WHAT YOU SHOULD DO
Find the number of lines containing the string "JSON" in the data. Answer with the number by itself.

DATA IN THIS EXERCISE
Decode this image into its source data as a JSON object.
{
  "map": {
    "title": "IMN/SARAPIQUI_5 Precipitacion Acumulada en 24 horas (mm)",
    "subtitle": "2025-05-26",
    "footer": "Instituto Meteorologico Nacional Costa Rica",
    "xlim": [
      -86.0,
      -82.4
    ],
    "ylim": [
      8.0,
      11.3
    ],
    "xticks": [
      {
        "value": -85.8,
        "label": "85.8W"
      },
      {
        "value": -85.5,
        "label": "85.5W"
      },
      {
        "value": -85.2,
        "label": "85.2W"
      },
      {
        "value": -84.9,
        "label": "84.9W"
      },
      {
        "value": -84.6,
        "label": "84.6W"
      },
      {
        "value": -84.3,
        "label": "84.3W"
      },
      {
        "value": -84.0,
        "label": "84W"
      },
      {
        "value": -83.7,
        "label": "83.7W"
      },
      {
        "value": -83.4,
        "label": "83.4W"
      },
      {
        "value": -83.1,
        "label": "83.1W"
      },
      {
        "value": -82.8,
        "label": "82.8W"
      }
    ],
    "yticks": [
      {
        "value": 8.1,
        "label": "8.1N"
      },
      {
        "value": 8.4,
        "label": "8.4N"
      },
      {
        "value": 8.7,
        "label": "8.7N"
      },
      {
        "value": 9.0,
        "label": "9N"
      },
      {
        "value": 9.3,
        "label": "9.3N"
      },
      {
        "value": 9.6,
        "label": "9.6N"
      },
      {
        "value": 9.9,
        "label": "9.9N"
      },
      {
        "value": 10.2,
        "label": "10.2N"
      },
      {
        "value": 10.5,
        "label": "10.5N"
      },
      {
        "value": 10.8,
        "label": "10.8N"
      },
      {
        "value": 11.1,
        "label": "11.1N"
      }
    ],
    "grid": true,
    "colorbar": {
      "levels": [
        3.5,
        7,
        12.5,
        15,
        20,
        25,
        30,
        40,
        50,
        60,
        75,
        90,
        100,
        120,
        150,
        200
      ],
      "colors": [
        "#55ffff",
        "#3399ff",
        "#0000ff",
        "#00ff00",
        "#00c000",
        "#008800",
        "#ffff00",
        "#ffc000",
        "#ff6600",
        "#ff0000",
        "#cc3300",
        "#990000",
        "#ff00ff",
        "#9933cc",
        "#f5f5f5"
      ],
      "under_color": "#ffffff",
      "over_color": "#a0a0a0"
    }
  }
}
==
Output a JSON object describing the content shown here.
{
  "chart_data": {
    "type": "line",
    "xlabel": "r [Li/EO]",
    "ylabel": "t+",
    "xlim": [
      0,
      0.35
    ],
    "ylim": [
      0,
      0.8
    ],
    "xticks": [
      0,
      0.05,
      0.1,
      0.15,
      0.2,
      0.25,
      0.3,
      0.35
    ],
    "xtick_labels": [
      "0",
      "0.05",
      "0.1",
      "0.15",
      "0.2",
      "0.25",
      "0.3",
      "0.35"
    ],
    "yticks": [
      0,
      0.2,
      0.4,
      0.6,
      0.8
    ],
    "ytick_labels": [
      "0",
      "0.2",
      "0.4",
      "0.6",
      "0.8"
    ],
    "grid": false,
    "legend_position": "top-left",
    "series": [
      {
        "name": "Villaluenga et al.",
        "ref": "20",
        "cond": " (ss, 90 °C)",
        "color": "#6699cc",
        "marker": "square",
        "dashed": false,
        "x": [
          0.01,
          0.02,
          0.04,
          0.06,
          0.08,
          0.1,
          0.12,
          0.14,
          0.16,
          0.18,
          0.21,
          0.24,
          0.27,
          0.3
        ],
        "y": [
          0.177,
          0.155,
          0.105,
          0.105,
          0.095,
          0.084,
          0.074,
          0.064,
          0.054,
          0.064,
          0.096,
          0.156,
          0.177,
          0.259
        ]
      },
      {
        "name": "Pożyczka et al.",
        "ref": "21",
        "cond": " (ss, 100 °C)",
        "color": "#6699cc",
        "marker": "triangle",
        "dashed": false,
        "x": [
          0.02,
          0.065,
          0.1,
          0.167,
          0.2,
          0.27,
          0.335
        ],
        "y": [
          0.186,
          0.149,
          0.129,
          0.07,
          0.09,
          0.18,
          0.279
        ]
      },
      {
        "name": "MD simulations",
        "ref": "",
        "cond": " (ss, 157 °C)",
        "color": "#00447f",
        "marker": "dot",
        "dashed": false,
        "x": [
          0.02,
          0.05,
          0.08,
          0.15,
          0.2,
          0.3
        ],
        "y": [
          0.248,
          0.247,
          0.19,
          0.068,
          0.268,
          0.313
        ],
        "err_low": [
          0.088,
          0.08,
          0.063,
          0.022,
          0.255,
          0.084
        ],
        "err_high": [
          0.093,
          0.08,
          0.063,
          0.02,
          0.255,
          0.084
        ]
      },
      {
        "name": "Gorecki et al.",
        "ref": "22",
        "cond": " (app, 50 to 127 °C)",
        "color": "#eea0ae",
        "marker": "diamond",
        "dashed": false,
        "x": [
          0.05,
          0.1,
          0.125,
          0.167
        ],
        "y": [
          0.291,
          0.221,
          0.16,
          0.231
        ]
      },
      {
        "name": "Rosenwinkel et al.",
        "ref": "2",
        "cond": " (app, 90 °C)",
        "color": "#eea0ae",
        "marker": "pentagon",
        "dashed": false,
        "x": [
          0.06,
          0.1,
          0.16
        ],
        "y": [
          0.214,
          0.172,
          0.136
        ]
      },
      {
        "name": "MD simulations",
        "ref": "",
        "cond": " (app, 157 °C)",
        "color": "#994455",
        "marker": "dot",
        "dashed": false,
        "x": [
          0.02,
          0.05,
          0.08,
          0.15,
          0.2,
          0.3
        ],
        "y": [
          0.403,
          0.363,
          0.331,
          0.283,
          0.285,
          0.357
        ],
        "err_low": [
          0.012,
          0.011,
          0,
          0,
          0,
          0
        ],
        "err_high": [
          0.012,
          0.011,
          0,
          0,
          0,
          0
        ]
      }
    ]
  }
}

RESULT OF THE TASK
2